Repeat each line of the material exactly.

▸ **STORED RECORDS**:
- - -
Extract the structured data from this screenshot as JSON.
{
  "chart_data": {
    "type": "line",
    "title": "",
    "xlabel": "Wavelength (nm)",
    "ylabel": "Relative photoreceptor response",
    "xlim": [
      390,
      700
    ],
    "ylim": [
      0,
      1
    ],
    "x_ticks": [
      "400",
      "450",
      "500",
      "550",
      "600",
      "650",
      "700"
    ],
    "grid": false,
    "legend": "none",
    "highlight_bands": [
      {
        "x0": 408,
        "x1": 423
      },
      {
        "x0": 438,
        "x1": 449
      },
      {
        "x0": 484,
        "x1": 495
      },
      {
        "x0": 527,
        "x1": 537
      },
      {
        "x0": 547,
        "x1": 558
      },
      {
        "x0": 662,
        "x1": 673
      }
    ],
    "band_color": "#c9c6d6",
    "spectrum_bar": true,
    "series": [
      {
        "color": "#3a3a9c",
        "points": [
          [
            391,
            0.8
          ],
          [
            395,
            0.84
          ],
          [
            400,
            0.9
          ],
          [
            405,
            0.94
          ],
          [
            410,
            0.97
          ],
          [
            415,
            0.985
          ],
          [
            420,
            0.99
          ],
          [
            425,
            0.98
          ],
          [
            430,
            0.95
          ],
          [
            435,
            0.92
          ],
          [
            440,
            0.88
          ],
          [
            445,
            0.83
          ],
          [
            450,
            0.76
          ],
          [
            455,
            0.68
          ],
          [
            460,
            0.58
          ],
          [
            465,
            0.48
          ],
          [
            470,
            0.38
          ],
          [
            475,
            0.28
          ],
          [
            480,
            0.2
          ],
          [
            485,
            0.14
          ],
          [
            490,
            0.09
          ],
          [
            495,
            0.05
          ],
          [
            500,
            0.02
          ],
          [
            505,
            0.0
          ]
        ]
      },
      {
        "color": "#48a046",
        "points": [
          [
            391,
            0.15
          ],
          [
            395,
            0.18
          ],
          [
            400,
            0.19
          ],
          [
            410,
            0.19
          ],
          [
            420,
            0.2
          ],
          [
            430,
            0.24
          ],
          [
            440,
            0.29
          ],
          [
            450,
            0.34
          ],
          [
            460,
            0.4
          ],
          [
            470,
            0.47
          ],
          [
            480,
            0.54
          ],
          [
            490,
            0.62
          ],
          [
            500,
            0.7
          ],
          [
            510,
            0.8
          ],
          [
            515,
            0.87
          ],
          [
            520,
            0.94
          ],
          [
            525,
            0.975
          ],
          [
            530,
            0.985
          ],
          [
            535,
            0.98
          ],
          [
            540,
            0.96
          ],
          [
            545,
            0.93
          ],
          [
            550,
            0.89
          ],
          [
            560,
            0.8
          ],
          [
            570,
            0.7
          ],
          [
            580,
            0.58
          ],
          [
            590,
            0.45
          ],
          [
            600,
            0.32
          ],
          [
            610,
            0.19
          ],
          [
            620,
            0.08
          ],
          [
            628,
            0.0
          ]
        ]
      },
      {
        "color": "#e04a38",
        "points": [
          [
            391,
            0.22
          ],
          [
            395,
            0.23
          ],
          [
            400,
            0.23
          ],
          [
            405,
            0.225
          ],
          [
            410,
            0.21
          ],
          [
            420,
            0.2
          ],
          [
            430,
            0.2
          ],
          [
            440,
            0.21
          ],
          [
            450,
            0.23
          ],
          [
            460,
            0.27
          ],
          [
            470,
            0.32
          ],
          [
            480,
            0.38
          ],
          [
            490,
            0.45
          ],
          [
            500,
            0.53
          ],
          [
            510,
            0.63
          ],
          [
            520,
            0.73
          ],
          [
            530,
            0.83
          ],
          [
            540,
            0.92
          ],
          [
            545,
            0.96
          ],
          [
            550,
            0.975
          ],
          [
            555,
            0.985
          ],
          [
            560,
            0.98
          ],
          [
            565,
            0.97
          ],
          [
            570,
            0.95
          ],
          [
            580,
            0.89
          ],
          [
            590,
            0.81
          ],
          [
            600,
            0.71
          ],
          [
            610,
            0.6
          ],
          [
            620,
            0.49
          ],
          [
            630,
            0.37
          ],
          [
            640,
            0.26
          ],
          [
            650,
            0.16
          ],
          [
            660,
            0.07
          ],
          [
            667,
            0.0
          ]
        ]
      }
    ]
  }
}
- - -
▸ **COMPLETED EXERCISE**:
Extract the structured data from this screenshot as JSON.
{
  "chart_data": {
    "type": "line",
    "title": "",
    "xlabel": "Wavelength (nm)",
    "ylabel": "Relative photoreceptor response",
    "xlim": [
      390,
      700
    ],
    "ylim": [
      0,
      1
    ],
    "x_ticks": [
      "400",
      "450",
      "500",
      "550",
      "600",
      "650",
      "700"
    ],
    "grid": false,
    "legend": "none",
    "highlight_bands": [
      {
        "x0": 408,
        "x1": 423
      },
      {
        "x0": 438,
        "x1": 449
      },
      {
        "x0": 484,
        "x1": 495
      },
      {
        "x0": 527,
        "x1": 537
      },
      {
        "x0": 547,
        "x1": 558
      },
      {
        "x0": 662,
        "x1": 673
      }
    ],
    "band_color": "#c9c6d6",
    "spectrum_bar": true,
    "series": [
      {
        "color": "#3a3a9c",
        "points": [
          [
            391,
            0.8
          ],
          [
            395,
            0.84
          ],
          [
            400,
            0.9
          ],
          [
            405,
            0.94
          ],
          [
            410,
            0.97
          ],
          [
            415,
            0.985
          ],
          [
            420,
            0.99
          ],
          [
            425,
            0.98
          ],
          [
            430,
            0.95
          ],
          [
            435,
            0.92
          ],
          [
            440,
            0.88
          ],
          [
            445,
            0.83
          ],
          [
            450,
            0.76
          ],
          [
            455,
            0.68
          ],
          [
            460,
            0.58
          ],
          [
            465,
            0.48
          ],
          [
            470,
            0.38
          ],
          [
            475,
            0.28
          ],
          [
            480,
            0.2
          ],
          [
            485,
            0.14
          ],
          [
            490,
            0.09
          ],
          [
            495,
            0.05
          ],
          [
            500,
            0.02
          ],
          [
            505,
            0.0
          ]
        ]
      },
      {
        "color": "#48a046",
        "points": [
          [
            391,
            0.15
          ],
          [
            395,
            0.18
          ],
          [
            400,
            0.19
          ],
          [
            410,
            0.19
          ],
          [
            420,
            0.2
          ],
          [
            430,
            0.24
          ],
          [
            440,
            0.29
          ],
          [
            450,
            0.34
          ],
          [
            460,
            0.4
          ],
          [
            470,
            0.47
          ],
          [
            480,
            0.54
          ],
          [
            490,
            0.62
          ],
          [
            500,
            0.7
          ],
          [
            510,
            0.8
          ],
          [
            515,
            0.87
          ],
          [
            520,
            0.94
          ],
          [
            525,
            0.975
          ],
          [
            530,
            0.985
          ],
          [
            535,
            0.98
          ],
          [
            540,
            0.96
          ],
          [
            545,
            0.93
          ],
          [
            550,
            0.89
          ],
          [
            560,
            0.8
          ],
          [
            570,
            0.7
          ],
          [
            580,
            0.58
          ],
          [
            590,
            0.45
          ],
          [
            600,
            0.32
          ],
          [
            610,
            0.19
          ],
          [
            620,
            0.08
          ],
          [
            628,
            0.0
          ]
        ]
      },
      {
        "color": "#e04a38",
        "points": [
          [
            391,
            0.22
          ],
          [
            395,
            0.23
          ],
          [
            400,
            0.23
          ],
          [
            405,
            0.225
          ],
          [
            410,
            0.21
          ],
          [
            420,
            0.2
          ],
          [
            430,
            0.2
          ],
          [
            440,
            0.21
          ],
          [
            450,
            0.23
          ],
          [
            460,
            0.27
          ],
          [
            470,
            0.32
          ],
          [
            480,
            0.38
          ],
          [
            490,
            0.45
          ],
          [
            500,
            0.53
          ],
          [
            510,
            0.63
          ],
          [
            520,
            0.73
          ],
          [
            530,
            0.83
          ],
          [
            540,
            0.92
          ],
          [
            545,
            0.96
          ],
          [
            550,
            0.975
          ],
          [
            555,
            0.985
          ],
          [
            560,
            0.98
          ],
          [
            565,
            0.97
          ],
          [
            570,
            0.95
          ],
          [
            580,
            0.89
          ],
          [
            590,
            0.81
          ],
          [
            600,
            0.71
          ],
          [
            610,
            0.6
          ],
          [
            620,
            0.49
          ],
          [
            630,
            0.37
          ],
          [
            640,
            0.26
          ],
          [
            650,
            0.16
          ],
          [
            660,
            0.07
          ],
          [
            667,
            0.0
          ]
        ]
      }
    ]
  }
}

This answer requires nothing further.